(Records about charts and figures)
◆ ◆ ◆

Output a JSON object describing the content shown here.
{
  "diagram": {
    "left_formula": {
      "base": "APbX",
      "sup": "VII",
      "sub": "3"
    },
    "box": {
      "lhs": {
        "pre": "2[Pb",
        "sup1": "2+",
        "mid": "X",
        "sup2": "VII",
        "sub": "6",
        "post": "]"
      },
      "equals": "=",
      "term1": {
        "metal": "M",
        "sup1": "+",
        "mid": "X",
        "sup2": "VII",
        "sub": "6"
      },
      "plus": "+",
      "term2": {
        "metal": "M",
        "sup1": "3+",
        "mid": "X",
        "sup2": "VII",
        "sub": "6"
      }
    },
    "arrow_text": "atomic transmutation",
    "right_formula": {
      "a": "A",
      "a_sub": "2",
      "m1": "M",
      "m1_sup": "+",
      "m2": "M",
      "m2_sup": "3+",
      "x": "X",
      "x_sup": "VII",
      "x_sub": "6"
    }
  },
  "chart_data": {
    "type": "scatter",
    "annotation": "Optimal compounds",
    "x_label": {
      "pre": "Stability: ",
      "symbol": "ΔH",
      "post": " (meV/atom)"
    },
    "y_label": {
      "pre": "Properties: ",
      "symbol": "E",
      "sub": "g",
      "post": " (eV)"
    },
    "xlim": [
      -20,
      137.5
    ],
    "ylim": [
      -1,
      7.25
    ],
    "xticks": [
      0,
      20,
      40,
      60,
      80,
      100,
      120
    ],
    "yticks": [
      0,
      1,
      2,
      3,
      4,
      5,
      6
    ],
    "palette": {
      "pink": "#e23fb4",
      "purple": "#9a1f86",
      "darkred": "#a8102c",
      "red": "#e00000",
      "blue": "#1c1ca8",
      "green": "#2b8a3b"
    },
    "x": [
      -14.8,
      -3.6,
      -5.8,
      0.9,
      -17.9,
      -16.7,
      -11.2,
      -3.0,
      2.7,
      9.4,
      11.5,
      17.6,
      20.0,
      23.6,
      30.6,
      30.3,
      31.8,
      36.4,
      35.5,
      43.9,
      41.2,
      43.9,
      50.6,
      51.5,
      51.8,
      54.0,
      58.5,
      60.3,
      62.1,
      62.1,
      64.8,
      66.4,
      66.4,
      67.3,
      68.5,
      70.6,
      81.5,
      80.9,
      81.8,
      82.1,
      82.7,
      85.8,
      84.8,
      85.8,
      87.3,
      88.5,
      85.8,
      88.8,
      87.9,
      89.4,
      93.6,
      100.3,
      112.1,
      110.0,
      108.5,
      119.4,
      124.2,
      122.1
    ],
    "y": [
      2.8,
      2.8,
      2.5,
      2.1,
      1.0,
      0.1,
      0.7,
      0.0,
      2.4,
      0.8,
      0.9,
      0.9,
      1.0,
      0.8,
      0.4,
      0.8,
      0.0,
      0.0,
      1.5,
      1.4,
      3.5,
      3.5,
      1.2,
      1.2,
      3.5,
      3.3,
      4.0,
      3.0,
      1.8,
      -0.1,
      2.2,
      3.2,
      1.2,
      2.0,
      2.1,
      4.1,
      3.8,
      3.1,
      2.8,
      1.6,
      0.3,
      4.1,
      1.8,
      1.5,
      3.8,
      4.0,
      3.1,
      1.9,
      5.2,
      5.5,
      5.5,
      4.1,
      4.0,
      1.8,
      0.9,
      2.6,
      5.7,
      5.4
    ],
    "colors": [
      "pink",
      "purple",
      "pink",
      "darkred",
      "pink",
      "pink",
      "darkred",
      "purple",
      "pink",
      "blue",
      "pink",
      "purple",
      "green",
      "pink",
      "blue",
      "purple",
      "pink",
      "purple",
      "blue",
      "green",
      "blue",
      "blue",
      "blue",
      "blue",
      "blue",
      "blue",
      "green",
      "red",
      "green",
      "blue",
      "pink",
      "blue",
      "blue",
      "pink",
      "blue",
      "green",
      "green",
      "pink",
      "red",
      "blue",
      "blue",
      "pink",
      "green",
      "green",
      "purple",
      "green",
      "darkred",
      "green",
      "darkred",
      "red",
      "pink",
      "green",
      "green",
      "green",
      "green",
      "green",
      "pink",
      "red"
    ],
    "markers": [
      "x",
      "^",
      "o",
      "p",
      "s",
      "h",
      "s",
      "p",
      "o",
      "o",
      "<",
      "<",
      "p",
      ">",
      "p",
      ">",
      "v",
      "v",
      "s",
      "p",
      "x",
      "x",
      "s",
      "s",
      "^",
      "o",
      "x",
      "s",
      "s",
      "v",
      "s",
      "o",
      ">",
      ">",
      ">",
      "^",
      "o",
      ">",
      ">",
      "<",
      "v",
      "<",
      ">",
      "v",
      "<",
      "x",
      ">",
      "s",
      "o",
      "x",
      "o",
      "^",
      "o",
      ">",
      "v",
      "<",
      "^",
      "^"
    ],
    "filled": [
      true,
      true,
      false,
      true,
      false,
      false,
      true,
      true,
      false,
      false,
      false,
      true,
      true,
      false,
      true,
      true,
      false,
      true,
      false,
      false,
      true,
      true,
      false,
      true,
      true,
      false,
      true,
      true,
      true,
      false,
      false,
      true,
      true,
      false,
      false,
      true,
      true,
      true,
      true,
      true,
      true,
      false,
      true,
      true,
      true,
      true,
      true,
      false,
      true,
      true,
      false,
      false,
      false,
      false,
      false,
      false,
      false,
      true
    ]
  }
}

◆ ◆ ◆

● Direction: Type out the material again exactly as presented.

● Task response:
Output a JSON object describing the content shown here.
{
  "diagram": {
    "left_formula": {
      "base": "APbX",
      "sup": "VII",
      "sub": "3"
    },
    "box": {
      "lhs": {
        "pre": "2[Pb",
        "sup1": "2+",
        "mid": "X",
        "sup2": "VII",
        "sub": "6",
        "post": "]"
      },
      "equals": "=",
      "term1": {
        "metal": "M",
        "sup1": "+",
        "mid": "X",
        "sup2": "VII",
        "sub": "6"
      },
      "plus": "+",
      "term2": {
        "metal": "M",
        "sup1": "3+",
        "mid": "X",
        "sup2": "VII",
        "sub": "6"
      }
    },
    "arrow_text": "atomic transmutation",
    "right_formula": {
      "a": "A",
      "a_sub": "2",
      "m1": "M",
      "m1_sup": "+",
      "m2": "M",
      "m2_sup": "3+",
      "x": "X",
      "x_sup": "VII",
      "x_sub": "6"
    }
  },
  "chart_data": {
    "type": "scatter",
    "annotation": "Optimal compounds",
    "x_label": {
      "pre": "Stability: ",
      "symbol": "ΔH",
      "post": " (meV/atom)"
    },
    "y_label": {
      "pre": "Properties: ",
      "symbol": "E",
      "sub": "g",
      "post": " (eV)"
    },
    "xlim": [
      -20,
      137.5
    ],
    "ylim": [
      -1,
      7.25
    ],
    "xticks": [
      0,
      20,
      40,
      60,
      80,
      100,
      120
    ],
    "yticks": [
      0,
      1,
      2,
      3,
      4,
      5,
      6
    ],
    "palette": {
      "pink": "#e23fb4",
      "purple": "#9a1f86",
      "darkred": "#a8102c",
      "red": "#e00000",
      "blue": "#1c1ca8",
      "green": "#2b8a3b"
    },
    "x": [
      -14.8,
      -3.6,
      -5.8,
      0.9,
      -17.9,
      -16.7,
      -11.2,
      -3.0,
      2.7,
      9.4,
      11.5,
      17.6,
      20.0,
      23.6,
      30.6,
      30.3,
      31.8,
      36.4,
      35.5,
      43.9,
      41.2,
      43.9,
      50.6,
      51.5,
      51.8,
      54.0,
      58.5,
      60.3,
      62.1,
      62.1,
      64.8,
      66.4,
      66.4,
      67.3,
      68.5,
      70.6,
      81.5,
      80.9,
      81.8,
      82.1,
      82.7,
      85.8,
      84.8,
      85.8,
      87.3,
      88.5,
      85.8,
      88.8,
      87.9,
      89.4,
      93.6,
      100.3,
      112.1,
      110.0,
      108.5,
      119.4,
      124.2,
      122.1
    ],
    "y": [
      2.8,
      2.8,
      2.5,
      2.1,
      1.0,
      0.1,
      0.7,
      0.0,
      2.4,
      0.8,
      0.9,
      0.9,
      1.0,
      0.8,
      0.4,
      0.8,
      0.0,
      0.0,
      1.5,
      1.4,
      3.5,
      3.5,
      1.2,
      1.2,
      3.5,
      3.3,
      4.0,
      3.0,
      1.8,
      -0.1,
      2.2,
      3.2,
      1.2,
      2.0,
      2.1,
      4.1,
      3.8,
      3.1,
      2.8,
      1.6,
      0.3,
      4.1,
      1.8,
      1.5,
      3.8,
      4.0,
      3.1,
      1.9,
      5.2,
      5.5,
      5.5,
      4.1,
      4.0,
      1.8,
      0.9,
      2.6,
      5.7,
      5.4
    ],
    "colors": [
      "pink",
      "purple",
      "pink",
      "darkred",
      "pink",
      "pink",
      "darkred",
      "purple",
      "pink",
      "blue",
      "pink",
      "purple",
      "green",
      "pink",
      "blue",
      "purple",
      "pink",
      "purple",
      "blue",
      "green",
      "blue",
      "blue",
      "blue",
      "blue",
      "blue",
      "blue",
      "green",
      "red",
      "green",
      "blue",
      "pink",
      "blue",
      "blue",
      "pink",
      "blue",
      "green",
      "green",
      "pink",
      "red",
      "blue",
      "blue",
      "pink",
      "green",
      "green",
      "purple",
      "green",
      "darkred",
      "green",
      "darkred",
      "red",
      "pink",
      "green",
      "green",
      "green",
      "green",
      "green",
      "pink",
      "red"
    ],
    "markers": [
      "x",
      "^",
      "o",
      "p",
      "s",
      "h",
      "s",
      "p",
      "o",
      "o",
      "<",
      "<",
      "p",
      ">",
      "p",
      ">",
      "v",
      "v",
      "s",
      "p",
      "x",
      "x",
      "s",
      "s",
      "^",
      "o",
      "x",
      "s",
      "s",
      "v",
      "s",
      "o",
      ">",
      ">",
      ">",
      "^",
      "o",
      ">",
      ">",
      "<",
      "v",
      "<",
      ">",
      "v",
      "<",
      "x",
      ">",
      "s",
      "o",
      "x",
      "o",
      "^",
      "o",
      ">",
      "v",
      "<",
      "^",
      "^"
    ],
    "filled": [
      true,
      true,
      false,
      true,
      false,
      false,
      true,
      true,
      false,
      false,
      false,
      true,
      true,
      false,
      true,
      true,
      false,
      true,
      false,
      false,
      true,
      true,
      false,
      true,
      true,
      false,
      true,
      true,
      true,
      false,
      false,
      true,
      true,
      false,
      false,
      true,
      true,
      true,
      true,
      true,
      true,
      false,
      true,
      true,
      true,
      true,
      true,
      false,
      true,
      true,
      false,
      false,
      false,
      false,
      false,
      false,
      false,
      true
    ]
  }
}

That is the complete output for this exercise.